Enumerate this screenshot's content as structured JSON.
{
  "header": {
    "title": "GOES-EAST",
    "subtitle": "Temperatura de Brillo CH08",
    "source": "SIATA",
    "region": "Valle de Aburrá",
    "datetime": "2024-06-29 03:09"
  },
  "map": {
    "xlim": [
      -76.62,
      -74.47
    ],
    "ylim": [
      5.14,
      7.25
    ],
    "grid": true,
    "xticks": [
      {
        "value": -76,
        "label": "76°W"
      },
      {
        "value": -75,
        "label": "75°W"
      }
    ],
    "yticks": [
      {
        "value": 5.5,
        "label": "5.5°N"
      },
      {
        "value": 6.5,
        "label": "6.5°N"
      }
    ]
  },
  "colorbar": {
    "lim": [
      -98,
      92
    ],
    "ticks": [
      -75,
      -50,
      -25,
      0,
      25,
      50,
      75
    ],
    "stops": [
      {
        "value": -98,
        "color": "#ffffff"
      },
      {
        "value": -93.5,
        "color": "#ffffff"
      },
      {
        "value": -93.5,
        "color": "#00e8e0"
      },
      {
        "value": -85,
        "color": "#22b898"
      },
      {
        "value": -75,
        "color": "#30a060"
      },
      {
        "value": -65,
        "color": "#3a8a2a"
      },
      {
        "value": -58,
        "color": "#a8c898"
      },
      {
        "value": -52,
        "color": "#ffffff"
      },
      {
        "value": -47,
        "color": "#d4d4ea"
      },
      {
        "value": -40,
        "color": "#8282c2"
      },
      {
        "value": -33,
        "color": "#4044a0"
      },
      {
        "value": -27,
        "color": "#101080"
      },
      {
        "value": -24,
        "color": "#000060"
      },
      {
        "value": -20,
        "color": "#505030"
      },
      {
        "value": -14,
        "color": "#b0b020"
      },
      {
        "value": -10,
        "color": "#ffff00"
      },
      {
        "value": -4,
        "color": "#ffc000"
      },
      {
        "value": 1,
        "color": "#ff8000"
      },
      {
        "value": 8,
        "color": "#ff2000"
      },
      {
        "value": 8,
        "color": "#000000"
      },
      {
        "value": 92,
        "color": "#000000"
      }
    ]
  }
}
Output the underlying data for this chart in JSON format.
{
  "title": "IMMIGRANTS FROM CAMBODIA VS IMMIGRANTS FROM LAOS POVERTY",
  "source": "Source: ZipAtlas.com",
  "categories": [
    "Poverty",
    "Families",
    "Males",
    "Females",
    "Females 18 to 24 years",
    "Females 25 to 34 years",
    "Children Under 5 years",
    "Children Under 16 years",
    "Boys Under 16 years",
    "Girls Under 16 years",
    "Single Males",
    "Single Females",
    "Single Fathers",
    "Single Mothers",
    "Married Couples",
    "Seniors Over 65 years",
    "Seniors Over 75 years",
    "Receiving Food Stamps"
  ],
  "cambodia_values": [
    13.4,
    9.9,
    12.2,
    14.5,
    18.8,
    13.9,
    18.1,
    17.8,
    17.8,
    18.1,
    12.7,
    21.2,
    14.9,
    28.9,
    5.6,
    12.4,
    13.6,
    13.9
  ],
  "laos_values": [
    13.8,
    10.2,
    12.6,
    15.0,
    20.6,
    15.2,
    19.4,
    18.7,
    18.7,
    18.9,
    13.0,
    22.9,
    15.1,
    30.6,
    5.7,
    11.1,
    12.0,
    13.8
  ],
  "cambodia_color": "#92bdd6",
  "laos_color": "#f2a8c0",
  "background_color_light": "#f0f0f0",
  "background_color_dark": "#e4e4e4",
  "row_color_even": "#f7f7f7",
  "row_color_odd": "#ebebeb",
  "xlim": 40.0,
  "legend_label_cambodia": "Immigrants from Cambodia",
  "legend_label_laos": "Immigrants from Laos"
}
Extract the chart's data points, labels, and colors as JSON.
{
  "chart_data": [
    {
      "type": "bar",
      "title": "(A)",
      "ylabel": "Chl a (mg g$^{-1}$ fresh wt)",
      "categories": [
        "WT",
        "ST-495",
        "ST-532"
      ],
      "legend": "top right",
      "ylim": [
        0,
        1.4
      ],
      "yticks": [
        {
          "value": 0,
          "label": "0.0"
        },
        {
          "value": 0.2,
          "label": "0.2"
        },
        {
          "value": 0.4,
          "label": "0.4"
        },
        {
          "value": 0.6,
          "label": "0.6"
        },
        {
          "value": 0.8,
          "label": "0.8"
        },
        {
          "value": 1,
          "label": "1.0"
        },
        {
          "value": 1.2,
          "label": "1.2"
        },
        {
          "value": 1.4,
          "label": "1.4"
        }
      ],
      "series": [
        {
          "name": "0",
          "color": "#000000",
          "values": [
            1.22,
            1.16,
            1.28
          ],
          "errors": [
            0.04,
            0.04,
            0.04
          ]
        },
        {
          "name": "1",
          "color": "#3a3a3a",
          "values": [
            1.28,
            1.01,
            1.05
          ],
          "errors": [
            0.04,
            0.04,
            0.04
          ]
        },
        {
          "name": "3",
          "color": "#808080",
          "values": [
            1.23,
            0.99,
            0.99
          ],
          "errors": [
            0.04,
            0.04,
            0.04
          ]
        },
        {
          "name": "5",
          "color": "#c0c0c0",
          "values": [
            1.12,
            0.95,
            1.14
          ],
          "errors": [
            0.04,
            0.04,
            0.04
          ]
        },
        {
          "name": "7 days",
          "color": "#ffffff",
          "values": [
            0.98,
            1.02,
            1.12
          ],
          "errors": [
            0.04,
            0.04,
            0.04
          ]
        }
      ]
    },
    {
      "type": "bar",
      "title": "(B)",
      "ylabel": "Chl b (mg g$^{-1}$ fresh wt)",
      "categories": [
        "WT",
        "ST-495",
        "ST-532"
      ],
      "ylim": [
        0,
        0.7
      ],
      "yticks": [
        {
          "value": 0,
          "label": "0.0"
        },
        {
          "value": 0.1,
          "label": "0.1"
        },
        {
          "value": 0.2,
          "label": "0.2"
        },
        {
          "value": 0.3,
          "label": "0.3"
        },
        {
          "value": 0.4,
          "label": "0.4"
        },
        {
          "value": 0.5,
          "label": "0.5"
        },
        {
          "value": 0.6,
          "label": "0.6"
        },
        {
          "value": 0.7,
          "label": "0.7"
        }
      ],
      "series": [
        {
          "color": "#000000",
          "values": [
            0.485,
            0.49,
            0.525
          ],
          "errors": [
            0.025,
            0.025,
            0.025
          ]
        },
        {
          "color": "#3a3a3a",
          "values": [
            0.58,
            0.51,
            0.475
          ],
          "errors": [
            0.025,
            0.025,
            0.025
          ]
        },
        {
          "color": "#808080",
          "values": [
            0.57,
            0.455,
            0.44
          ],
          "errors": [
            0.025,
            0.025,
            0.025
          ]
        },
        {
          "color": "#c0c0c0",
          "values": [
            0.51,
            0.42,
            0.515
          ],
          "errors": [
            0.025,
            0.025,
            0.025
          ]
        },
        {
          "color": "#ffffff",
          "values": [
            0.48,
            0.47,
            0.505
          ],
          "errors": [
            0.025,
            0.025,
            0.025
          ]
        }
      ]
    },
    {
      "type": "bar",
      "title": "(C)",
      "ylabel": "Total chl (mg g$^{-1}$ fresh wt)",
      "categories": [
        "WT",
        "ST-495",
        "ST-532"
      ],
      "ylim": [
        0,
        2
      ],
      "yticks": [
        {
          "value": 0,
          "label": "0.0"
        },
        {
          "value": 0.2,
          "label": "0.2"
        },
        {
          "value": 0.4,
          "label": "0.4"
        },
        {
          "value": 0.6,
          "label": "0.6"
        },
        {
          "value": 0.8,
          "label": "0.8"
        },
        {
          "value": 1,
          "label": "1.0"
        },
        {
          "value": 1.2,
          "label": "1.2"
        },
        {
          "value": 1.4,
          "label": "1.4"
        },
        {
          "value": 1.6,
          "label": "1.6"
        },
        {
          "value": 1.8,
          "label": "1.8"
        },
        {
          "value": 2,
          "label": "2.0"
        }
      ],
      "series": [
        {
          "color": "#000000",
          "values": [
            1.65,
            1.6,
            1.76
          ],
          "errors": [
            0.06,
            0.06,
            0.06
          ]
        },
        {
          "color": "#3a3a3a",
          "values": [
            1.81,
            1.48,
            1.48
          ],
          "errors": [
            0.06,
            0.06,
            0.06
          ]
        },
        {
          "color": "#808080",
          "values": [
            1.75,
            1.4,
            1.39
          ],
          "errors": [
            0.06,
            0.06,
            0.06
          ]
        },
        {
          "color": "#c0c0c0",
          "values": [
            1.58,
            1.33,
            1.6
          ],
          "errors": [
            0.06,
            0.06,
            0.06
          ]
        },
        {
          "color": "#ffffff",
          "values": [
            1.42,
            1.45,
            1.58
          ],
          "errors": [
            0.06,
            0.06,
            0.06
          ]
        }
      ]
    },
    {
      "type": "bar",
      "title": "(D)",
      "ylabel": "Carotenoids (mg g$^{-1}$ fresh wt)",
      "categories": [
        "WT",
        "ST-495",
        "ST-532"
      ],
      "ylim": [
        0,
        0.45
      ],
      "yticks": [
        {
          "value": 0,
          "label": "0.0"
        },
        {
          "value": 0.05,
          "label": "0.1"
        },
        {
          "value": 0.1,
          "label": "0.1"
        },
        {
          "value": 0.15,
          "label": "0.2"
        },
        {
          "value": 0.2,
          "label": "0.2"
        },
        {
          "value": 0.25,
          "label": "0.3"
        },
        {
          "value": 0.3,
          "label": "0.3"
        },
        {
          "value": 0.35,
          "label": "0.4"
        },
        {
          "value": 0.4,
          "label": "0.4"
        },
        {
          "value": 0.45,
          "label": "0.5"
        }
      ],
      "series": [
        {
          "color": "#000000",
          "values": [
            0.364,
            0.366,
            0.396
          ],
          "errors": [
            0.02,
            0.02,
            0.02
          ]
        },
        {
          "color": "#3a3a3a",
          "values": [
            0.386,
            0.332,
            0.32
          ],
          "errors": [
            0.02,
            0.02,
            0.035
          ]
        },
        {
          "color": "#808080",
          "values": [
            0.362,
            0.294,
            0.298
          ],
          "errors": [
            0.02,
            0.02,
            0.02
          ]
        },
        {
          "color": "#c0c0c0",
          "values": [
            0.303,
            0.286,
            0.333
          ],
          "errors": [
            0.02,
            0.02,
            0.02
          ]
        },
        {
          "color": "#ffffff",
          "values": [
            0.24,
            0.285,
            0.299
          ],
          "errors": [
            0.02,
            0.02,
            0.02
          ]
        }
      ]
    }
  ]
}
..............................
Task brief
From the listing above, pick out each line where the word "JSON" appears.

Response to this exercise
Enumerate this screenshot's content as structured JSON.
Output the underlying data for this chart in JSON format.
Extract the chart's data points, labels, and colors as JSON.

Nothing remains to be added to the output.